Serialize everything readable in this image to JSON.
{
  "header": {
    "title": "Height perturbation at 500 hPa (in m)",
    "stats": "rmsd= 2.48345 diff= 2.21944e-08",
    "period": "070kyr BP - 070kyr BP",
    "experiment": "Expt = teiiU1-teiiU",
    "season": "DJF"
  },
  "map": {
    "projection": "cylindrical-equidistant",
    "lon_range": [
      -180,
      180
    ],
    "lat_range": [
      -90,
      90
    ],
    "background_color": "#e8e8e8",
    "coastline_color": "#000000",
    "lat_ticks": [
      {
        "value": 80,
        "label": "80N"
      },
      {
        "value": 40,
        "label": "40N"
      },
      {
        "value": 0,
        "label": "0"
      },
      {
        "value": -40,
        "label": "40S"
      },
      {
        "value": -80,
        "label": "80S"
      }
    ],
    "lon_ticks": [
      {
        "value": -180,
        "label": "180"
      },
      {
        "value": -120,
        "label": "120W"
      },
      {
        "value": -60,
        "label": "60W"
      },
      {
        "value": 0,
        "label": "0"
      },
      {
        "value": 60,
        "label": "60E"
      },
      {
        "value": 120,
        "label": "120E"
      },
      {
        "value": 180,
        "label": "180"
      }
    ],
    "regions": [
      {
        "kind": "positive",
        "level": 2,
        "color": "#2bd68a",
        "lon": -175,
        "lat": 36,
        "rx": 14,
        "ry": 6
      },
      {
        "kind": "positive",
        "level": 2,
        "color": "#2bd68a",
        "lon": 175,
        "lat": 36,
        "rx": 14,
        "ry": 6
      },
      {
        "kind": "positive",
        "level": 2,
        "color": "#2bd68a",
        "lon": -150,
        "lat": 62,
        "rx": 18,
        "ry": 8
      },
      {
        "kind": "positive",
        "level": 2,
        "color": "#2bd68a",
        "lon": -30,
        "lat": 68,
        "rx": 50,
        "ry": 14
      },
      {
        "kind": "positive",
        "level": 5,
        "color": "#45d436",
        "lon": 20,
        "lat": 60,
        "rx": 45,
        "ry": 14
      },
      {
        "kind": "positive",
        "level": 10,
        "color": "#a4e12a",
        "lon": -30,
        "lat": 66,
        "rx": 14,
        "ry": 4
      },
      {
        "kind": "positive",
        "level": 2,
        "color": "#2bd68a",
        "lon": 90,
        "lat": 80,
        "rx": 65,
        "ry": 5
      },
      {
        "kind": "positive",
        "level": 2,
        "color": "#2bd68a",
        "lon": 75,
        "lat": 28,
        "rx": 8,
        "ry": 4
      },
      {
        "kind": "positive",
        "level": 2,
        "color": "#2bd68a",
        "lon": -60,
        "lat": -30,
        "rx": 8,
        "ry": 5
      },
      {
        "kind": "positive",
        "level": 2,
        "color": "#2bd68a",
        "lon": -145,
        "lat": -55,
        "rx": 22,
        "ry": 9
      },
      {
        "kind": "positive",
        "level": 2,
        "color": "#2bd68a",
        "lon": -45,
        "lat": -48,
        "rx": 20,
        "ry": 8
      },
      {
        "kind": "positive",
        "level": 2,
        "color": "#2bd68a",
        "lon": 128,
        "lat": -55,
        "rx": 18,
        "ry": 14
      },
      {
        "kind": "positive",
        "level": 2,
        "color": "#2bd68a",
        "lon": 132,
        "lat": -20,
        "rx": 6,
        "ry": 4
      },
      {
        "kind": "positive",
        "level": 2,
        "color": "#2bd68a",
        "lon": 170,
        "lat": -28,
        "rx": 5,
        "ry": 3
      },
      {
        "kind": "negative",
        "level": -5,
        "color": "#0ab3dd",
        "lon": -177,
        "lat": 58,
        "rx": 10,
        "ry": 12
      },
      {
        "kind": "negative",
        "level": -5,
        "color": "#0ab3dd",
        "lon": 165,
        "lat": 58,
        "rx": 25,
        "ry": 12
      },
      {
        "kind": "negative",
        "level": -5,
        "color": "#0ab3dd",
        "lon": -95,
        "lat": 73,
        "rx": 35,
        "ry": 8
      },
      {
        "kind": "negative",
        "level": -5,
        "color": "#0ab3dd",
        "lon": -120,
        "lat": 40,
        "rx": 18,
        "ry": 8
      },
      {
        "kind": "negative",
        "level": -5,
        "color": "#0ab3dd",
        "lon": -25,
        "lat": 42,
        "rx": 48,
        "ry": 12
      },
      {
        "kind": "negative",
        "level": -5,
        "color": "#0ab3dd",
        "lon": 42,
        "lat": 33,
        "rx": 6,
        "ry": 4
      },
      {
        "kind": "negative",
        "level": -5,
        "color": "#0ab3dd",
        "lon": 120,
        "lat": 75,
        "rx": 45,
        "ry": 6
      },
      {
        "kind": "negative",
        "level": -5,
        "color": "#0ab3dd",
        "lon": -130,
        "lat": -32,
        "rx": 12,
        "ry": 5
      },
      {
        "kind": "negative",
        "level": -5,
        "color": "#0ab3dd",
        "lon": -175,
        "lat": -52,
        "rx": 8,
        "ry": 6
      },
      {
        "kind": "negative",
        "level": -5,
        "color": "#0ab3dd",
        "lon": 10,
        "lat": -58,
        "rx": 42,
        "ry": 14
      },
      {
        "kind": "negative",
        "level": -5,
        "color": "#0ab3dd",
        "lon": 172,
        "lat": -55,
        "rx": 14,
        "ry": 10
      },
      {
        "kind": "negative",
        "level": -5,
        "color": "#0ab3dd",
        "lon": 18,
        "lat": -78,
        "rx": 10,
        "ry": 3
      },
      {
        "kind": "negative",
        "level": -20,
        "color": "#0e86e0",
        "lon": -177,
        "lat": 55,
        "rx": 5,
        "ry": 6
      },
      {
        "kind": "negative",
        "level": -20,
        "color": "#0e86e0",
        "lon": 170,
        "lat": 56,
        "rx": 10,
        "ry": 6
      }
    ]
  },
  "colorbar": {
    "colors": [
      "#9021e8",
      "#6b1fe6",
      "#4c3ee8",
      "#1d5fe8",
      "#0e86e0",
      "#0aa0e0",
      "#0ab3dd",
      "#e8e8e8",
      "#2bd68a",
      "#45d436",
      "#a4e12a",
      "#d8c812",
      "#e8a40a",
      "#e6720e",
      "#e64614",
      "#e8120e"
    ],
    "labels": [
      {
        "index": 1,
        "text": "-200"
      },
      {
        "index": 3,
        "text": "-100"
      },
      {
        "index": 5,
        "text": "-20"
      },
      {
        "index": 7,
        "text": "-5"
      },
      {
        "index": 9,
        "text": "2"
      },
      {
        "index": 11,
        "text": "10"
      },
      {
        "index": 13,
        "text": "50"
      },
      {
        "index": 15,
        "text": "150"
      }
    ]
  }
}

◆ ◆ ◆ ◆ ◆

• [JOB]
Pick out the lines that include the word "text" and write them out.

• [RESPONSE FOR THIS EXERCISE]
        "text": "-200"
        "text": "-100"
        "text": "-20"
        "text": "-5"
        "text": "2"
        "text": "10"
        "text": "50"
        "text": "150"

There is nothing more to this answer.